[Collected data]
######

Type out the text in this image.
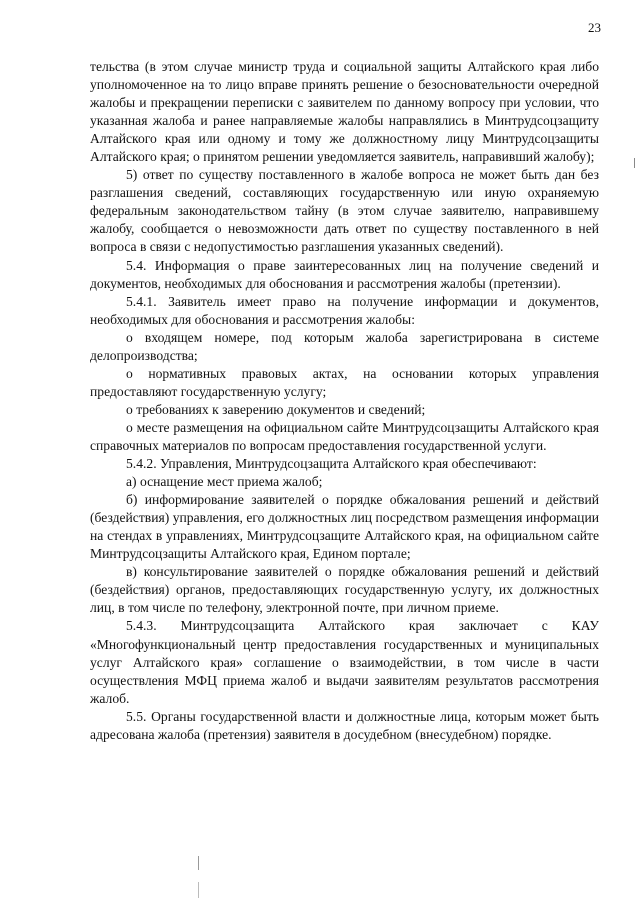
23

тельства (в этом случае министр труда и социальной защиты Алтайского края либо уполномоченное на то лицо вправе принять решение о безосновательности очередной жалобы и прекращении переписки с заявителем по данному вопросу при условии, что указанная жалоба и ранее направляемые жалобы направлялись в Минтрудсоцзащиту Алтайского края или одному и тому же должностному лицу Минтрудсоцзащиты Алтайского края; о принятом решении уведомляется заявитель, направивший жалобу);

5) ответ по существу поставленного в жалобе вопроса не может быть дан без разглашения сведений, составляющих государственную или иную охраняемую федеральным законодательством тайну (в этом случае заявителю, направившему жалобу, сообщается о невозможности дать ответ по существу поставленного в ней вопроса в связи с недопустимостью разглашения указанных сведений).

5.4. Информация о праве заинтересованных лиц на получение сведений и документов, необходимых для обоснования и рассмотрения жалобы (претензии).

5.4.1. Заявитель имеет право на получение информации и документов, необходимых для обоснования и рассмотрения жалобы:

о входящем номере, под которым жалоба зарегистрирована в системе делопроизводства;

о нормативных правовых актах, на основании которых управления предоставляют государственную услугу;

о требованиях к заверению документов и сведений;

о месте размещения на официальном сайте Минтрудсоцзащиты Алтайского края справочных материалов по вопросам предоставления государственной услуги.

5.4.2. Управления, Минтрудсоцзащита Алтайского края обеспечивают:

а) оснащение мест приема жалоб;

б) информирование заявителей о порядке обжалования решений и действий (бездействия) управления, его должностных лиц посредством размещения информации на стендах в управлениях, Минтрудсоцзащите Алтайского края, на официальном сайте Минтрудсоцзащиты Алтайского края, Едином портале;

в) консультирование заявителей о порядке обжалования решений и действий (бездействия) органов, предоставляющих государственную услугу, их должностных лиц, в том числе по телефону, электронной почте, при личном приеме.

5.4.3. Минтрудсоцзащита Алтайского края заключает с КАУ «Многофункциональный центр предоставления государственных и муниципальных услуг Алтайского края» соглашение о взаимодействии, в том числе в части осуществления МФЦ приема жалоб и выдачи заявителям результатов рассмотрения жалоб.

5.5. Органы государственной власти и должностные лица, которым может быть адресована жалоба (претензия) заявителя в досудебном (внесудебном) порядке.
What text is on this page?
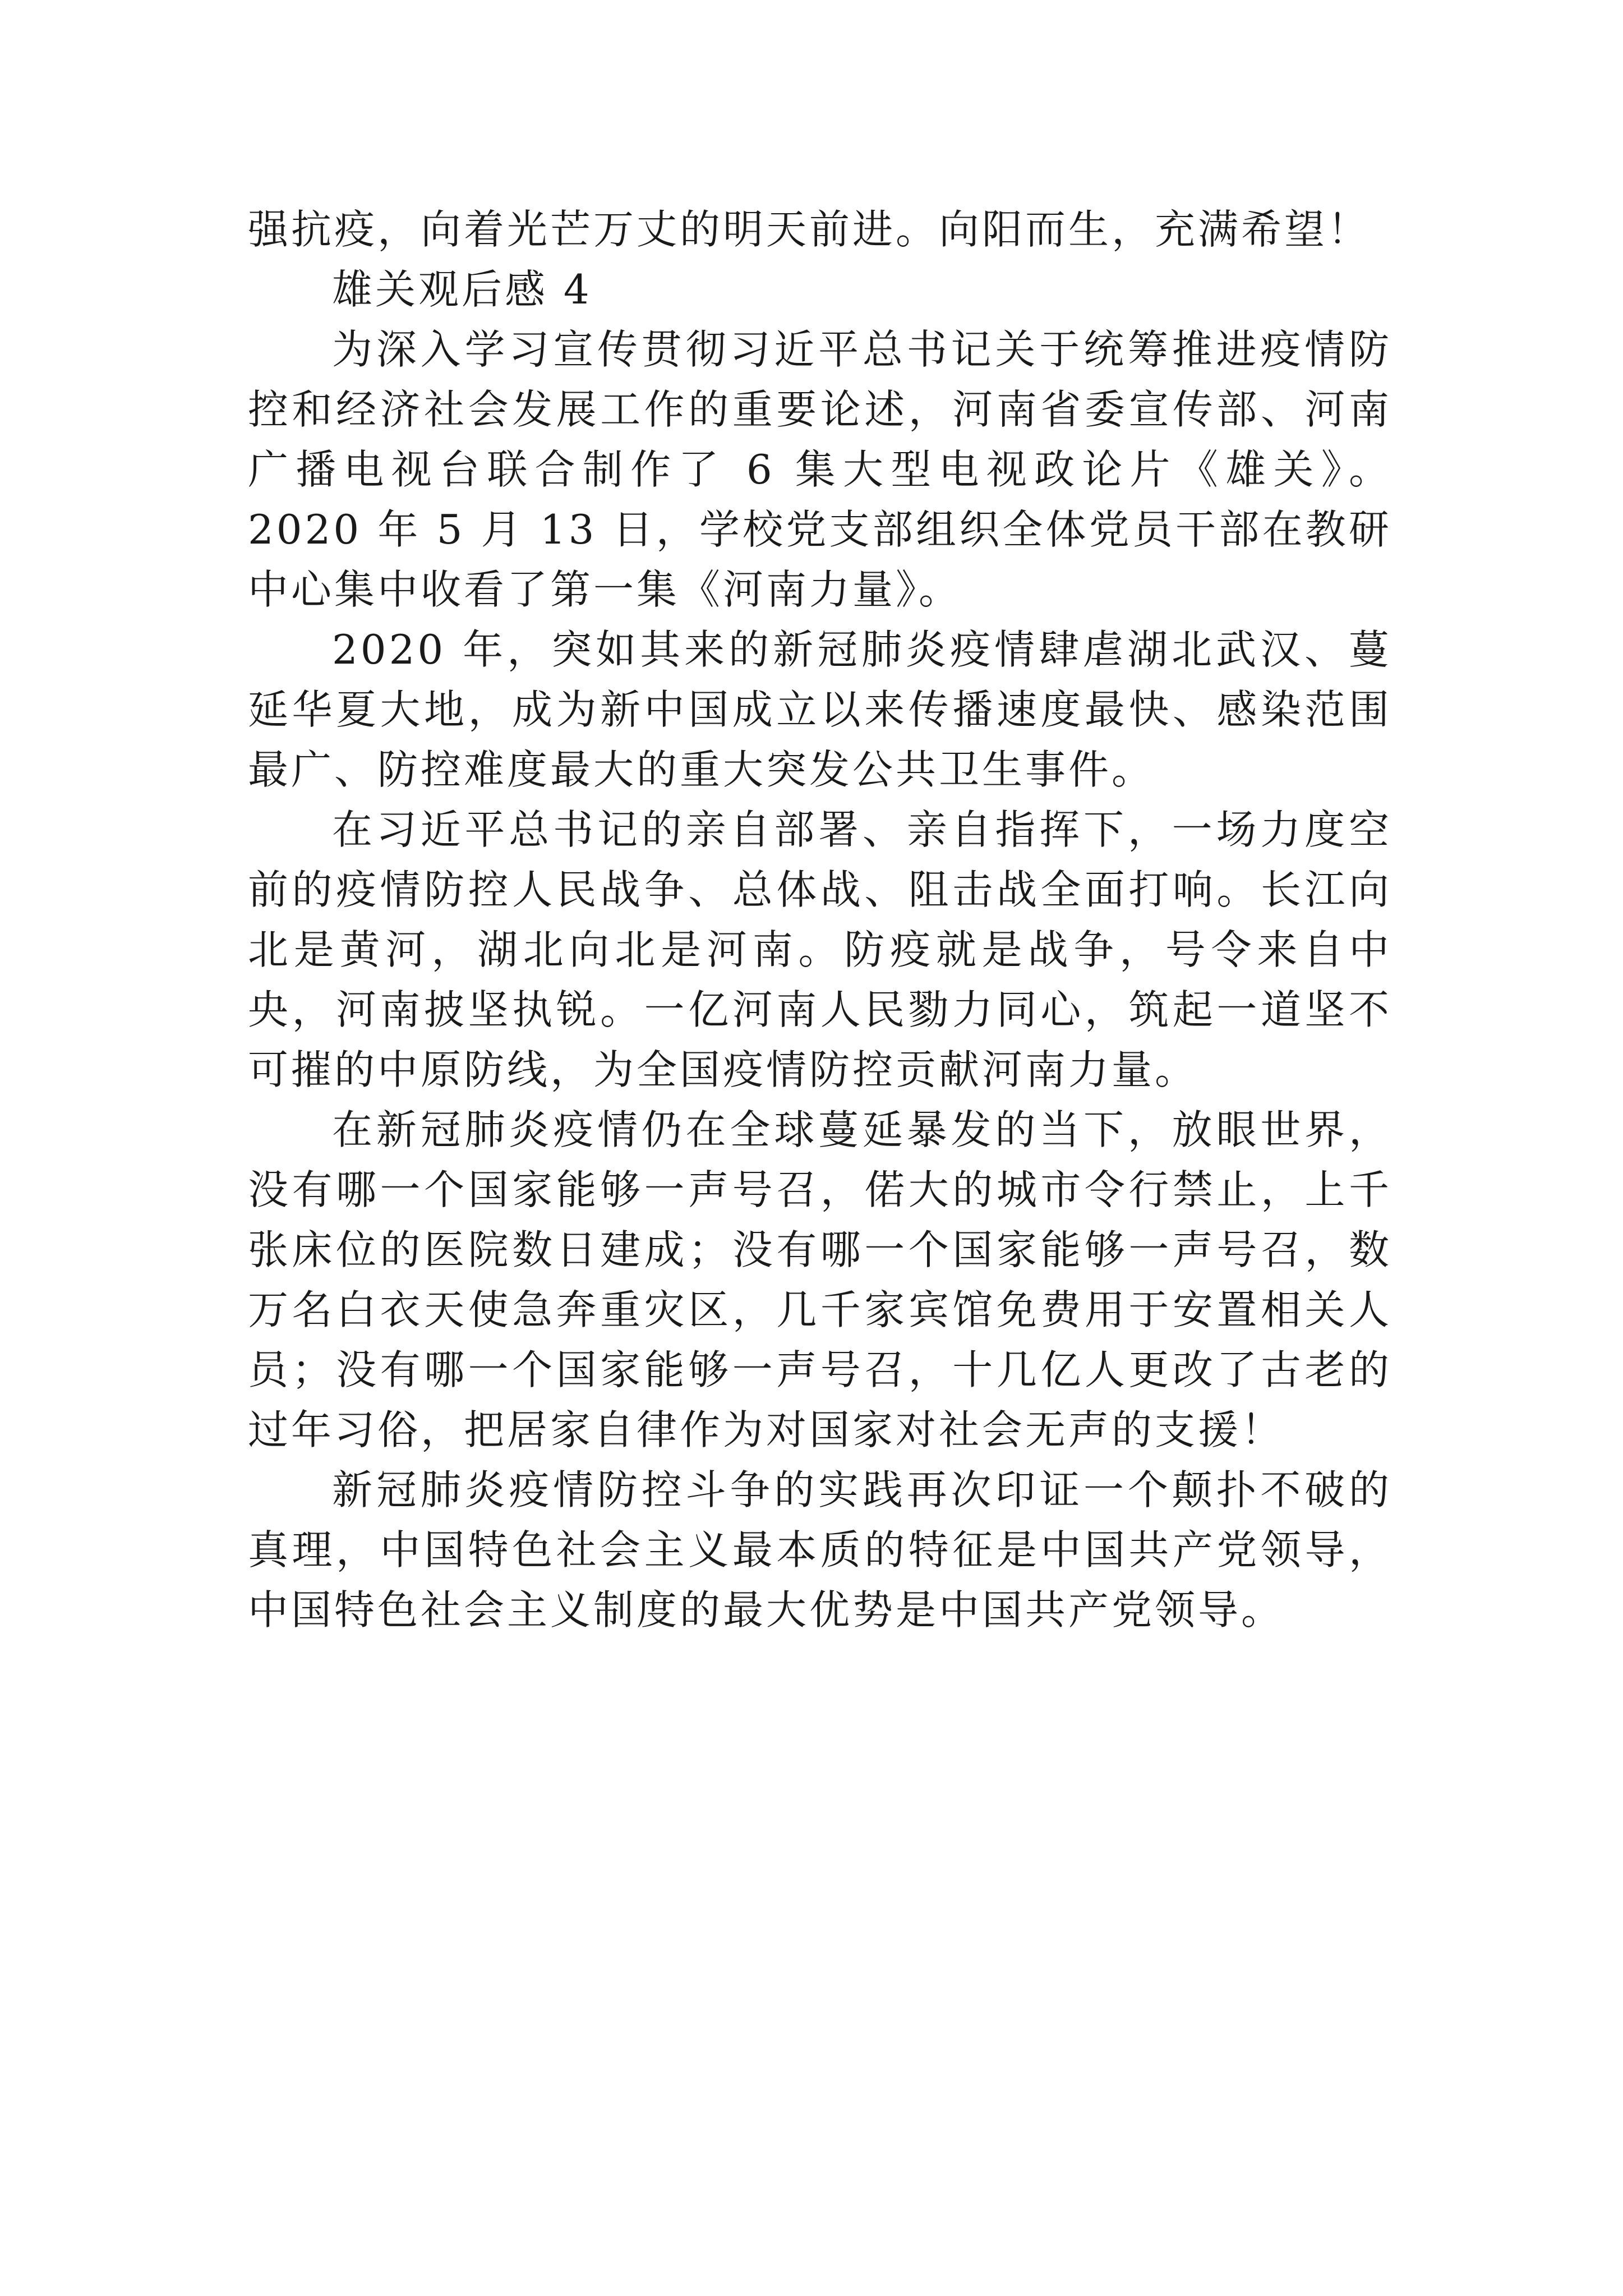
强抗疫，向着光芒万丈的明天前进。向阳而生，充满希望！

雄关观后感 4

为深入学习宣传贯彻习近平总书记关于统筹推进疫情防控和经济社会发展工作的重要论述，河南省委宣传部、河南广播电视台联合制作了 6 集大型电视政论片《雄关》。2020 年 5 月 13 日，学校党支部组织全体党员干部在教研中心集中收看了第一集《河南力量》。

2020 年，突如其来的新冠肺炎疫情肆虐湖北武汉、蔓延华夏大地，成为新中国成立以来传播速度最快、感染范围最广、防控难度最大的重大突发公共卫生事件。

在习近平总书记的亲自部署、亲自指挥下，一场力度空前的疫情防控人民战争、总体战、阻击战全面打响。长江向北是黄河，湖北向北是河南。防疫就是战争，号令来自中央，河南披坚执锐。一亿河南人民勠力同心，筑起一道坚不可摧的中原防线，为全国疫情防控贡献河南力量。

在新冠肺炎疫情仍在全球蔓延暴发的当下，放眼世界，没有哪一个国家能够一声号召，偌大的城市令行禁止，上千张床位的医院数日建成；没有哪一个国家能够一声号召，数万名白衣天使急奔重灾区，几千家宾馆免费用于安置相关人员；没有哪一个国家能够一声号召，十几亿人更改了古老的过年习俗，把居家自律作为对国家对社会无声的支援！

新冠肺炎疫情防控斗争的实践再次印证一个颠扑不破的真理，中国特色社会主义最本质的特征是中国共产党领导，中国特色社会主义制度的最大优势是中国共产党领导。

######

» EXERCISE:
Extract all lines from the material above that include the word "text".

» THE ANSWER:
Type out the text in this image.
What text is on this page?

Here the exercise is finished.